[BEGIN]
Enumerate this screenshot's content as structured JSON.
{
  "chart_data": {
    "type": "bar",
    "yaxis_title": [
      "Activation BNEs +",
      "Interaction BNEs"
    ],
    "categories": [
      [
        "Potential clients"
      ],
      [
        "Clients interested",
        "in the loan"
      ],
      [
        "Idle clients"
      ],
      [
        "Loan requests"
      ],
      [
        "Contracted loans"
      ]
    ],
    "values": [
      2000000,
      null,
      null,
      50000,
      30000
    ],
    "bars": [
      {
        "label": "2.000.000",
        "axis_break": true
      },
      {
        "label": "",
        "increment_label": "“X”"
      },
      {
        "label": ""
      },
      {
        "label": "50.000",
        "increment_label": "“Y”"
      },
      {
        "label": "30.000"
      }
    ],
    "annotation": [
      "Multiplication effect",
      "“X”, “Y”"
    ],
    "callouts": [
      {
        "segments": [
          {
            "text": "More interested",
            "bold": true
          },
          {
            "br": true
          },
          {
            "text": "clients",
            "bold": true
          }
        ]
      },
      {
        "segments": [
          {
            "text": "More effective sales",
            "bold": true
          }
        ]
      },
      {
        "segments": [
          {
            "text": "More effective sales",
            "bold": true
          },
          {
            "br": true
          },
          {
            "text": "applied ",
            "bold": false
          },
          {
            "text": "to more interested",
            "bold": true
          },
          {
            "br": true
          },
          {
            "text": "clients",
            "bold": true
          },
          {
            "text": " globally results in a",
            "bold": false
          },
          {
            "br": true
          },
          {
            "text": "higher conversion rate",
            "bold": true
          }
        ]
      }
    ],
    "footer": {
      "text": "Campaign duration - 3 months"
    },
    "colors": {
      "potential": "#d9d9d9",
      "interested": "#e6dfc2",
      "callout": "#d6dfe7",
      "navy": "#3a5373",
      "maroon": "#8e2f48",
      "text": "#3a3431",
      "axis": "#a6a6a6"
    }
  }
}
[END]
# The request:
Determine how many lines of the listing above hold the word "interested". Report that number without anything else.

# Written answer:
4